((

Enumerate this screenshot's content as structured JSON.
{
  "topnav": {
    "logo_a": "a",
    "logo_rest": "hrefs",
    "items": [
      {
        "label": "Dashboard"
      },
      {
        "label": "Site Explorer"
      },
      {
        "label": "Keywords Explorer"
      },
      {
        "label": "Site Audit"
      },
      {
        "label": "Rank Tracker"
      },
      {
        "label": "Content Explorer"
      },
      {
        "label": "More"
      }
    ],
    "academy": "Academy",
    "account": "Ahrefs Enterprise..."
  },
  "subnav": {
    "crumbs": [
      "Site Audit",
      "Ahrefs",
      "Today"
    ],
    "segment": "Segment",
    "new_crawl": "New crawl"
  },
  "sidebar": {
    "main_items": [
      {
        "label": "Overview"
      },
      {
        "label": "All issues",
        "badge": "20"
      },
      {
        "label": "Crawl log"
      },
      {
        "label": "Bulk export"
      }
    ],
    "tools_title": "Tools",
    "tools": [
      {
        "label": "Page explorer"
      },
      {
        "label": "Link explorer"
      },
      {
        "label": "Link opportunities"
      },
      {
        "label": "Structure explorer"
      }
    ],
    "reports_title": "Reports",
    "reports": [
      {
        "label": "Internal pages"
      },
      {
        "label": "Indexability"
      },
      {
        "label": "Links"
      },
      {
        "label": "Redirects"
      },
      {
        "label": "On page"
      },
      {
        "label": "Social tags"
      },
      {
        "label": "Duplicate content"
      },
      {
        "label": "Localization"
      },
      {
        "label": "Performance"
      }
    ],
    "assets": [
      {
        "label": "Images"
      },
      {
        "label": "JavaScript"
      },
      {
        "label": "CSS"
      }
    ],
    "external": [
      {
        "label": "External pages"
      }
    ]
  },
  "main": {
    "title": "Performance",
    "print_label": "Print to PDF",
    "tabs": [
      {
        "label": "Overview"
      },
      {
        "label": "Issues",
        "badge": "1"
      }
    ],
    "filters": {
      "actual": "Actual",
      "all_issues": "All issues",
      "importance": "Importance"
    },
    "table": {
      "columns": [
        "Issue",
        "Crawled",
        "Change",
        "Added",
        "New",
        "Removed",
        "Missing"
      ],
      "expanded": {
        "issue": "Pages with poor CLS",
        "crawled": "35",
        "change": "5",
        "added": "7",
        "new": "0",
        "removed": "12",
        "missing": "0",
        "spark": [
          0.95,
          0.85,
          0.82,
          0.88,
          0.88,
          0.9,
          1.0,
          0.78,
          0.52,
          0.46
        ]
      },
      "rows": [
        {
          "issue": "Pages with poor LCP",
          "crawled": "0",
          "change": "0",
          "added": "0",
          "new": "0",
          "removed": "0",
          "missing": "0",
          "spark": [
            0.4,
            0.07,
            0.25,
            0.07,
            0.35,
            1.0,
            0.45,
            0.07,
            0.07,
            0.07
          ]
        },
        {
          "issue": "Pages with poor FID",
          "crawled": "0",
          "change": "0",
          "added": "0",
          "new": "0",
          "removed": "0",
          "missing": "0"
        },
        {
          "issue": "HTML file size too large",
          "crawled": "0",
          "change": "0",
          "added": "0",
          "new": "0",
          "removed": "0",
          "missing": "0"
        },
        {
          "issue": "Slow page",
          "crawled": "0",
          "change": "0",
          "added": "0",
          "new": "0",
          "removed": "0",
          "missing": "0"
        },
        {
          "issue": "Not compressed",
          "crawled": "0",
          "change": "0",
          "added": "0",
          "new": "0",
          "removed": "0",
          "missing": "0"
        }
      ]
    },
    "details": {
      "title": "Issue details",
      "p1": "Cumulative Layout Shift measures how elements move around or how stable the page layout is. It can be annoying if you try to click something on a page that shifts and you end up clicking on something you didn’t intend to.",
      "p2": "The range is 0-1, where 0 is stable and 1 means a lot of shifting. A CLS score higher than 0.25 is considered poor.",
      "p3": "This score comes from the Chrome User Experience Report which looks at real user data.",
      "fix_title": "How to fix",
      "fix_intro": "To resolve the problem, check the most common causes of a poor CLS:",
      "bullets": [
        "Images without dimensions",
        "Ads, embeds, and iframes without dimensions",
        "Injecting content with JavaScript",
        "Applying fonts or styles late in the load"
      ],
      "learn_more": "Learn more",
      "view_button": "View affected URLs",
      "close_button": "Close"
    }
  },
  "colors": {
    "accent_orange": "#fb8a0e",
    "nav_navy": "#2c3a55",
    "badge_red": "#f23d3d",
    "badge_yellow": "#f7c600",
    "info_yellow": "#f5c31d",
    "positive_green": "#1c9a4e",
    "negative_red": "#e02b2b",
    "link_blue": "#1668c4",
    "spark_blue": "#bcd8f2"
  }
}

))

Task requirements:
Reproduce the records in full, exactly as written.

Worked answer:
Enumerate this screenshot's content as structured JSON.
{
  "topnav": {
    "logo_a": "a",
    "logo_rest": "hrefs",
    "items": [
      {
        "label": "Dashboard"
      },
      {
        "label": "Site Explorer"
      },
      {
        "label": "Keywords Explorer"
      },
      {
        "label": "Site Audit"
      },
      {
        "label": "Rank Tracker"
      },
      {
        "label": "Content Explorer"
      },
      {
        "label": "More"
      }
    ],
    "academy": "Academy",
    "account": "Ahrefs Enterprise..."
  },
  "subnav": {
    "crumbs": [
      "Site Audit",
      "Ahrefs",
      "Today"
    ],
    "segment": "Segment",
    "new_crawl": "New crawl"
  },
  "sidebar": {
    "main_items": [
      {
        "label": "Overview"
      },
      {
        "label": "All issues",
        "badge": "20"
      },
      {
        "label": "Crawl log"
      },
      {
        "label": "Bulk export"
      }
    ],
    "tools_title": "Tools",
    "tools": [
      {
        "label": "Page explorer"
      },
      {
        "label": "Link explorer"
      },
      {
        "label": "Link opportunities"
      },
      {
        "label": "Structure explorer"
      }
    ],
    "reports_title": "Reports",
    "reports": [
      {
        "label": "Internal pages"
      },
      {
        "label": "Indexability"
      },
      {
        "label": "Links"
      },
      {
        "label": "Redirects"
      },
      {
        "label": "On page"
      },
      {
        "label": "Social tags"
      },
      {
        "label": "Duplicate content"
      },
      {
        "label": "Localization"
      },
      {
        "label": "Performance"
      }
    ],
    "assets": [
      {
        "label": "Images"
      },
      {
        "label": "JavaScript"
      },
      {
        "label": "CSS"
      }
    ],
    "external": [
      {
        "label": "External pages"
      }
    ]
  },
  "main": {
    "title": "Performance",
    "print_label": "Print to PDF",
    "tabs": [
      {
        "label": "Overview"
      },
      {
        "label": "Issues",
        "badge": "1"
      }
    ],
    "filters": {
      "actual": "Actual",
      "all_issues": "All issues",
      "importance": "Importance"
    },
    "table": {
      "columns": [
        "Issue",
        "Crawled",
        "Change",
        "Added",
        "New",
        "Removed",
        "Missing"
      ],
      "expanded": {
        "issue": "Pages with poor CLS",
        "crawled": "35",
        "change": "5",
        "added": "7",
        "new": "0",
        "removed": "12",
        "missing": "0",
        "spark": [
          0.95,
          0.85,
          0.82,
          0.88,
          0.88,
          0.9,
          1.0,
          0.78,
          0.52,
          0.46
        ]
      },
      "rows": [
        {
          "issue": "Pages with poor LCP",
          "crawled": "0",
          "change": "0",
          "added": "0",
          "new": "0",
          "removed": "0",
          "missing": "0",
          "spark": [
            0.4,
            0.07,
            0.25,
            0.07,
            0.35,
            1.0,
            0.45,
            0.07,
            0.07,
            0.07
          ]
        },
        {
          "issue": "Pages with poor FID",
          "crawled": "0",
          "change": "0",
          "added": "0",
          "new": "0",
          "removed": "0",
          "missing": "0"
        },
        {
          "issue": "HTML file size too large",
          "crawled": "0",
          "change": "0",
          "added": "0",
          "new": "0",
          "removed": "0",
          "missing": "0"
        },
        {
          "issue": "Slow page",
          "crawled": "0",
          "change": "0",
          "added": "0",
          "new": "0",
          "removed": "0",
          "missing": "0"
        },
        {
          "issue": "Not compressed",
          "crawled": "0",
          "change": "0",
          "added": "0",
          "new": "0",
          "removed": "0",
          "missing": "0"
        }
      ]
    },
    "details": {
      "title": "Issue details",
      "p1": "Cumulative Layout Shift measures how elements move around or how stable the page layout is. It can be annoying if you try to click something on a page that shifts and you end up clicking on something you didn’t intend to.",
      "p2": "The range is 0-1, where 0 is stable and 1 means a lot of shifting. A CLS score higher than 0.25 is considered poor.",
      "p3": "This score comes from the Chrome User Experience Report which looks at real user data.",
      "fix_title": "How to fix",
      "fix_intro": "To resolve the problem, check the most common causes of a poor CLS:",
      "bullets": [
        "Images without dimensions",
        "Ads, embeds, and iframes without dimensions",
        "Injecting content with JavaScript",
        "Applying fonts or styles late in the load"
      ],
      "learn_more": "Learn more",
      "view_button": "View affected URLs",
      "close_button": "Close"
    }
  },
  "colors": {
    "accent_orange": "#fb8a0e",
    "nav_navy": "#2c3a55",
    "badge_red": "#f23d3d",
    "badge_yellow": "#f7c600",
    "info_yellow": "#f5c31d",
    "positive_green": "#1c9a4e",
    "negative_red": "#e02b2b",
    "link_blue": "#1668c4",
    "spark_blue": "#bcd8f2"
  }
}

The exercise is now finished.